— Input rows —
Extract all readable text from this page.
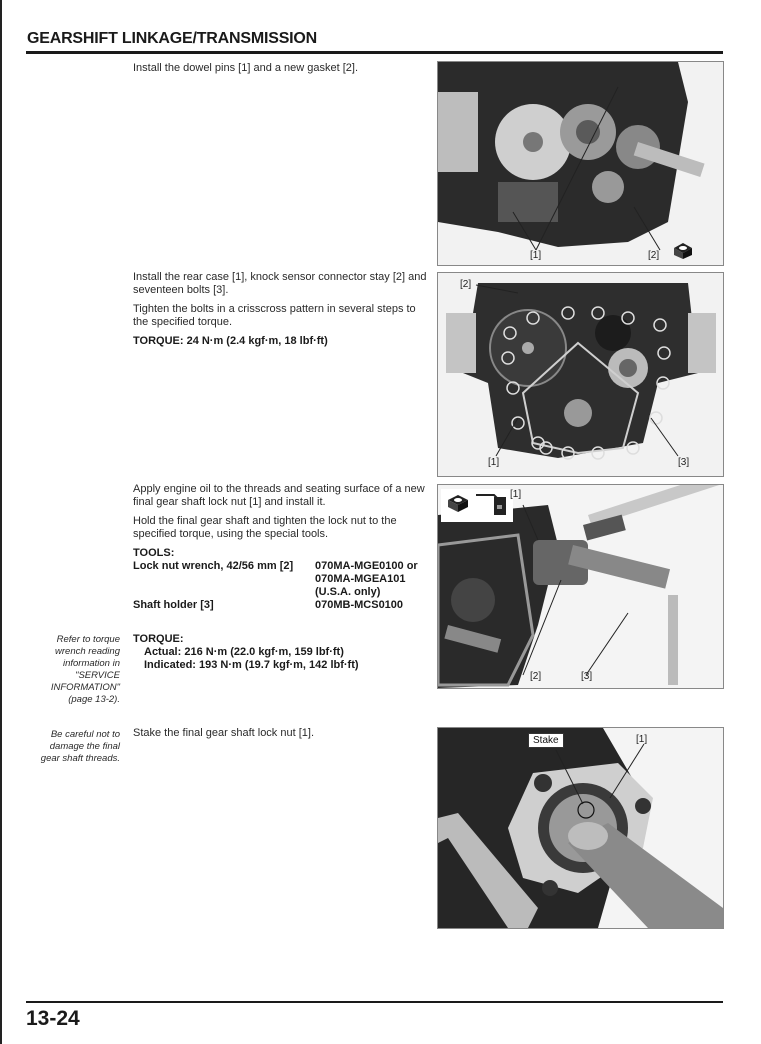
GEARSHIFT LINKAGE/TRANSMISSION

Install the dowel pins [1] and a new gasket [2].

[1]	[2]

Install the rear case [1], knock sensor connector stay [2] and seventeen bolts [3].

Tighten the bolts in a crisscross pattern in several steps to the specified torque.

TORQUE: 24 N·m (2.4 kgf·m, 18 lbf·ft)

[2]
[1]	[3]

Apply engine oil to the threads and seating surface of a new final gear shaft lock nut [1] and install it.

Hold the final gear shaft and tighten the lock nut to the specified torque, using the special tools.

TOOLS:

Lock nut wrench, 42/56 mm [2]	070MA-MGE0100 or
	070MA-MGEA101
	(U.S.A. only)
Shaft holder [3]	070MB-MCS0100
TORQUE:
Actual: 216 N·m (22.0 kgf·m, 159 lbf·ft)
Indicated: 193 N·m (19.7 kgf·m, 142 lbf·ft)
Refer to torque
wrench reading
information in
"SERVICE
INFORMATION"
(page 13-2).
[1]
[2]	[3]

Stake the final gear shaft lock nut [1].

Be careful not to
damage the final
gear shaft threads.
Stake	[1]
13-24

— What you will do —
Check every line of the material for the string "threads" and give the number of lines that have it, without anything else.

— Final answer —
2